◆ Instructions to follow
Return each line of the listing below, unchanged, and omit the images.

◆ Data

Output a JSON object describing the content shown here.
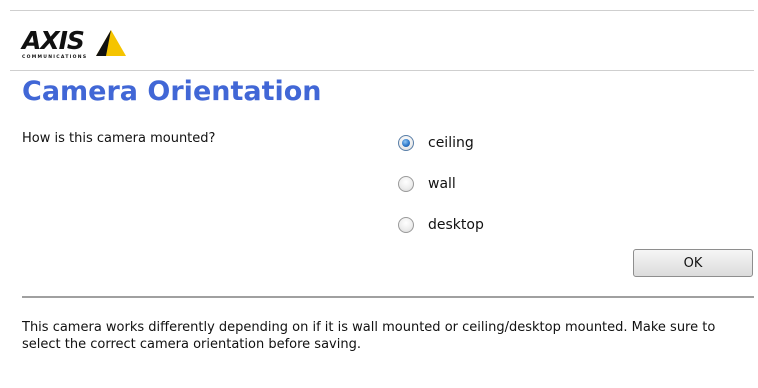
{
  "header": {
    "logo": {
      "wordmark": "AXIS",
      "subtitle": "COMMUNICATIONS",
      "colors": {
        "triangle": "#f5c400",
        "text": "#111111"
      }
    }
  },
  "title": "Camera Orientation",
  "form": {
    "question": "How is this camera mounted?",
    "options": [
      {
        "label": "ceiling",
        "selected": true
      },
      {
        "label": "wall",
        "selected": false
      },
      {
        "label": "desktop",
        "selected": false
      }
    ],
    "ok_label": "OK"
  },
  "note": "This camera works differently depending on if it is wall mounted or ceiling/desktop mounted. Make sure to select the correct camera orientation before saving.",
  "colors": {
    "title": "#4167d6",
    "radio_selected": "#2e78c9"
  }
}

◆ Reply to the task
Output a JSON object describing the content shown here.
{
  "header": {
    "logo": {
      "wordmark": "AXIS",
      "subtitle": "COMMUNICATIONS",
      "colors": {
        "triangle": "#f5c400",
        "text": "#111111"
      }
    }
  },
  "title": "Camera Orientation",
  "form": {
    "question": "How is this camera mounted?",
    "options": [
      {
        "label": "ceiling",
        "selected": true
      },
      {
        "label": "wall",
        "selected": false
      },
      {
        "label": "desktop",
        "selected": false
      }
    ],
    "ok_label": "OK"
  },
  "note": "This camera works differently depending on if it is wall mounted or ceiling/desktop mounted. Make sure to select the correct camera orientation before saving.",
  "colors": {
    "title": "#4167d6",
    "radio_selected": "#2e78c9"
  }
}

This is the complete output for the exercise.